PASSAGE CHOISI -
Paul Biya est resté droit dans ses bottes. C’est connu, le Chef de l’Etat ne cède ni à la pression ni aux chantages de ceux qui rêvent en se rasant chaque matin d’occuper un poste ministériel. Ça se bouscule pourtant au portillon. Beaucoup marquent leur impatience et las d’attendre, se transforment en lanceurs de boules puantes contre les détenteurs de postes ministériels. La convoitise fait rage. Ceux qui sont dehors veulent entrer, ceux sont dedans veulent y rester. Il y a néanmoins au-dessus de la tête du gouvernement une épée de Damoclès. Le couperet peut s’abattre à tout moment. Avec l’homme du 06 novembre, nul ne sait ni le jour ni l’heure et de toutes les façons et comme le disait si bien Lionel Jospin, « un remaniement, c’est comme une dévaluation, ça ne s’annonce pas avant ».
Toutefois, la question rituelle demeure, souvent réactualisée au gré du calendrier électoral : à l’orée de 2025, année électorale, Paul Biya, président de la République peut-il et doit-il revoir son équipe gouvernementale ?
Le risque zéro n’existe pas, mais la probabilité que le Président de la République se lance dans une modification du gouvernement est quasi-nulle. Il y a même à parier qu’il n’en fera pas, pour plusieurs raisons. Premièrement, sur le plan de la loi, rien ne contraint le Chef de l’Etat à remanier. Il est donc le seul juge de l’opportunité.
Deuxièmement, il fait bien se rendre à l’évidence de l’inopportunité d’un remaniement ministériel qui pourrait s’avérer risquée à la veille d’une élection aussi sensible comme celle qui s’annonce en 2025.
Il ne faut surtout pas l’oublier. Nous sommes à la veille d’une élection présidentielle. Les réalités qui étaient celles d’il y a deux ans ne le sont plus. Dans un contexte de préparation électorale, l’on préfère garder des personnes qui ont une assise et une expérience politiques pour porter haut les ambitions du Chef. Elles sont connues et sont à même de mieux parler aux populations. Remanier maintenant fracturerait les grands équilibres et pourrait produire des effets pervers. « Du vieux vin dans de vieilles outres » passerait mieux que « du vin nouveau dans de vieilles outres ». Ce sont donc de vieux visages que l’on envoie vers des populations qui ont été en contact avec eux depuis un bon moment. Les populations ne les découvrent plus.

DONNÉES FOURNIES -
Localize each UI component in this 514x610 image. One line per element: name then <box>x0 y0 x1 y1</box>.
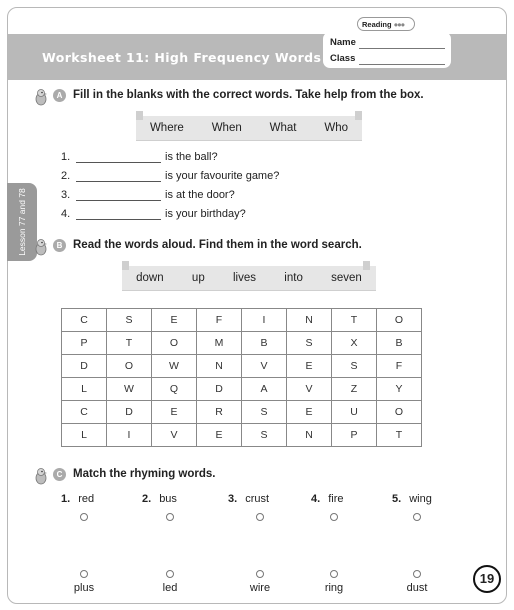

CONSIGNE A -
Relevez toutes les expressions placées entre guillemets dans le passage sur le remaniement ministériel.
CONSIGNE B -
Répondez brièvement à ces questions sur le passage sur le remaniement ministériel :
(i) À quoi Lionel Jospin compare-t-il un remaniement ?
(ii) Quelle année est présentée comme une année électorale ?
(iii) Sur le plan de la loi, qu’est-ce qui contraint le Chef de l’État à remanier ?
CONSIGNE C -
Rédigez la suite du passage sur le remaniement ministériel après sa dernière phrase.

BONNE RÉPONSE A -
« un remaniement, c’est comme une dévaluation, ça ne s’annonce pas avant »
« Du vieux vin dans de vieilles outres »
« du vin nouveau dans de vieilles outres »

BONNE RÉPONSE B -
(i) À une dévaluation.
(ii) 2025.
(iii) Rien.

BONNE RÉPONSE C -
De plus, sur le plan financier, les vieux visages sont capables de se mobiliser, étant entendu qu’une campagne électorale demande de gros financements. Les vieux visages qui sont toujours prompts à mettre la main à la poche dans ce cas-là, vont une fois de plus le faire, vu qu’ils espèrent des dividendes après la publication des résultats.
Troisièmement, procéder à un remaniement des troupes pousserait le Président de la République à en faire un nouveau après l’élection. Ce qui serait une perte d’énergie. Vaut mieux attendre pour n’en faire qu’après les consultations électorales. Cela permettrait de mieux récompenser certains, redistribuer les cartes, couper des têtes, envoyer certains en prison et « donner du sang » au peuple. Une nouvelle ère, symbole d’une nouvelle gouvernance.
Quatrièmement, dans un univers de course à l’enrichissement illicite (et l’on l’a vu avec les scandales financiers que l’on connait tous), une nouvelle vague de ministres serait une nouvelle vague de prédateurs des caisses de l’Etat. Certains sont convaincus que l’on est de plain-pied dans une fin de règne et que donc, avant que tout ne bascule, ils doivent tirer leur épingle du jeu.
Or, l’essentiel c’est que tout le monde se mobilise pour assurer la victoire du Président de la République.